_EXERCISE PROMPT_: Write the data out again exactly, with no pictures.
---------------
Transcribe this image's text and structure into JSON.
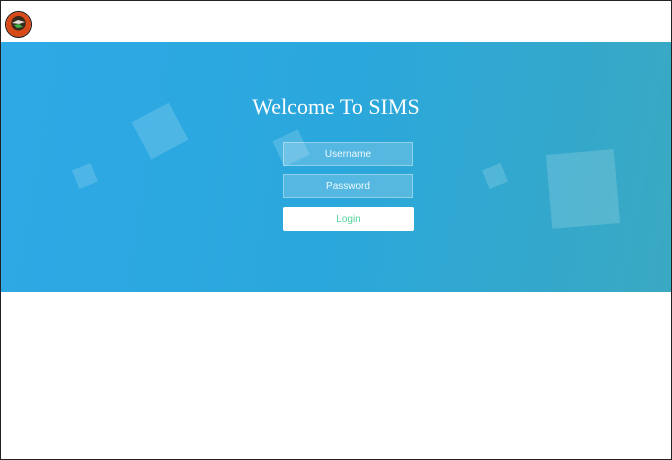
{
  "header": {
    "logo_icon": "sims-logo-icon"
  },
  "hero": {
    "title": "Welcome To SIMS",
    "background_colors": [
      "#2fa9e6",
      "#3aa9c2"
    ]
  },
  "form": {
    "username_placeholder": "Username",
    "username_value": "",
    "password_placeholder": "Password",
    "password_value": "",
    "login_label": "Login",
    "login_text_color": "#52d19a"
  }
}
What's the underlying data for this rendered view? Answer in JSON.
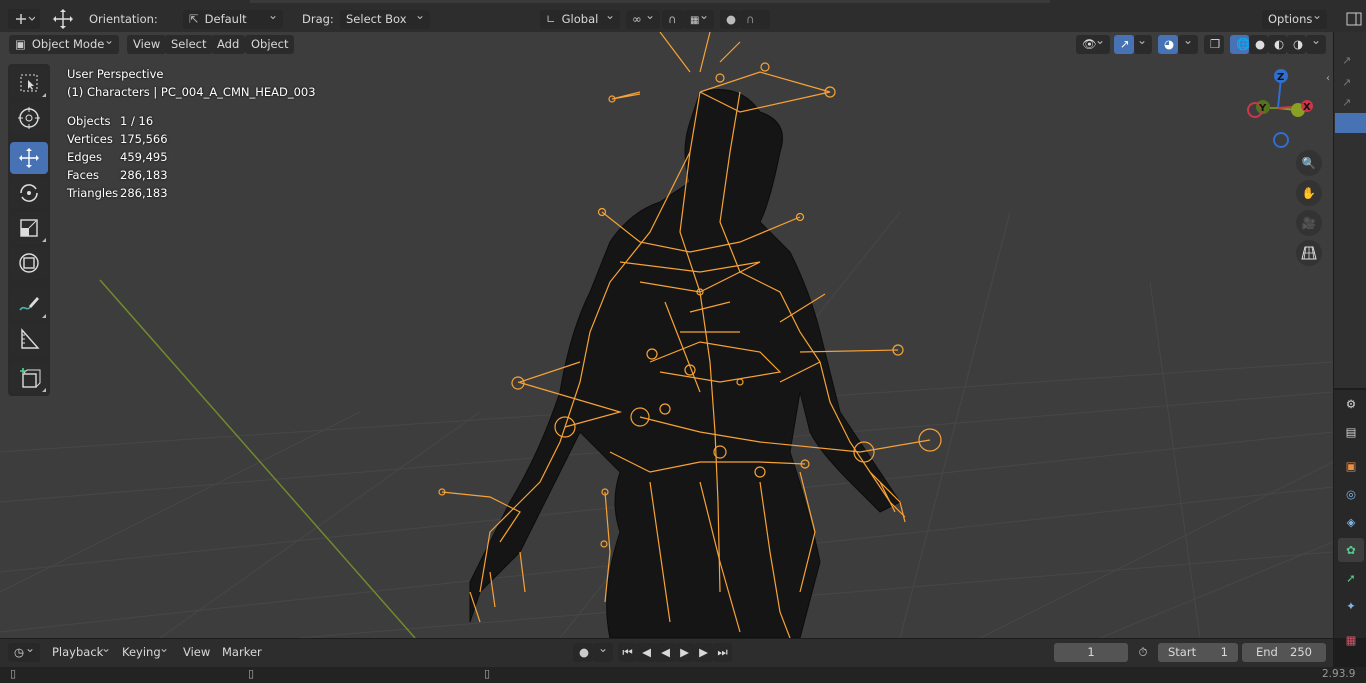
{
  "header": {
    "orientation_label": "Orientation:",
    "orientation_value": "Default",
    "drag_label": "Drag:",
    "drag_value": "Select Box",
    "transform_space": "Global",
    "options_label": "Options"
  },
  "viewport_header": {
    "mode": "Object Mode",
    "menus": [
      "View",
      "Select",
      "Add",
      "Object"
    ]
  },
  "overlay": {
    "perspective": "User Perspective",
    "object_path": "(1) Characters | PC_004_A_CMN_HEAD_003",
    "stats": [
      {
        "label": "Objects",
        "value": "1 / 16"
      },
      {
        "label": "Vertices",
        "value": "175,566"
      },
      {
        "label": "Edges",
        "value": "459,495"
      },
      {
        "label": "Faces",
        "value": "286,183"
      },
      {
        "label": "Triangles",
        "value": "286,183"
      }
    ]
  },
  "gizmo": {
    "z": "Z",
    "y": "Y",
    "x": "X"
  },
  "timeline": {
    "menus": [
      "Playback",
      "Keying",
      "View",
      "Marker"
    ],
    "current_frame": "1",
    "start_label": "Start",
    "start_value": "1",
    "end_label": "End",
    "end_value": "250"
  },
  "status": {
    "version": "2.93.9"
  },
  "colors": {
    "accent": "#4772b3",
    "bone": "#f7a236",
    "background": "#3d3d3d",
    "grid": "#4a4a4a",
    "y_axis_line": "#6f8a2b"
  },
  "icons": [
    "cursor-select-icon",
    "cursor-icon",
    "move-icon",
    "rotate-icon",
    "scale-icon",
    "transform-icon",
    "annotate-icon",
    "measure-icon",
    "add-cube-icon"
  ]
}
---------------
_RIGHT ANSWER_:
Transcribe this image's text and structure into JSON.
{
  "header": {
    "logo_icon": "sims-logo-icon"
  },
  "hero": {
    "title": "Welcome To SIMS",
    "background_colors": [
      "#2fa9e6",
      "#3aa9c2"
    ]
  },
  "form": {
    "username_placeholder": "Username",
    "username_value": "",
    "password_placeholder": "Password",
    "password_value": "",
    "login_label": "Login",
    "login_text_color": "#52d19a"
  }
}
What's the underlying data for this rendered view? Answer in JSON.
{
  "header": {
    "orientation_label": "Orientation:",
    "orientation_value": "Default",
    "drag_label": "Drag:",
    "drag_value": "Select Box",
    "transform_space": "Global",
    "options_label": "Options"
  },
  "viewport_header": {
    "mode": "Object Mode",
    "menus": [
      "View",
      "Select",
      "Add",
      "Object"
    ]
  },
  "overlay": {
    "perspective": "User Perspective",
    "object_path": "(1) Characters | PC_004_A_CMN_HEAD_003",
    "stats": [
      {
        "label": "Objects",
        "value": "1 / 16"
      },
      {
        "label": "Vertices",
        "value": "175,566"
      },
      {
        "label": "Edges",
        "value": "459,495"
      },
      {
        "label": "Faces",
        "value": "286,183"
      },
      {
        "label": "Triangles",
        "value": "286,183"
      }
    ]
  },
  "gizmo": {
    "z": "Z",
    "y": "Y",
    "x": "X"
  },
  "timeline": {
    "menus": [
      "Playback",
      "Keying",
      "View",
      "Marker"
    ],
    "current_frame": "1",
    "start_label": "Start",
    "start_value": "1",
    "end_label": "End",
    "end_value": "250"
  },
  "status": {
    "version": "2.93.9"
  },
  "colors": {
    "accent": "#4772b3",
    "bone": "#f7a236",
    "background": "#3d3d3d",
    "grid": "#4a4a4a",
    "y_axis_line": "#6f8a2b"
  },
  "icons": [
    "cursor-select-icon",
    "cursor-icon",
    "move-icon",
    "rotate-icon",
    "scale-icon",
    "transform-icon",
    "annotate-icon",
    "measure-icon",
    "add-cube-icon"
  ]
}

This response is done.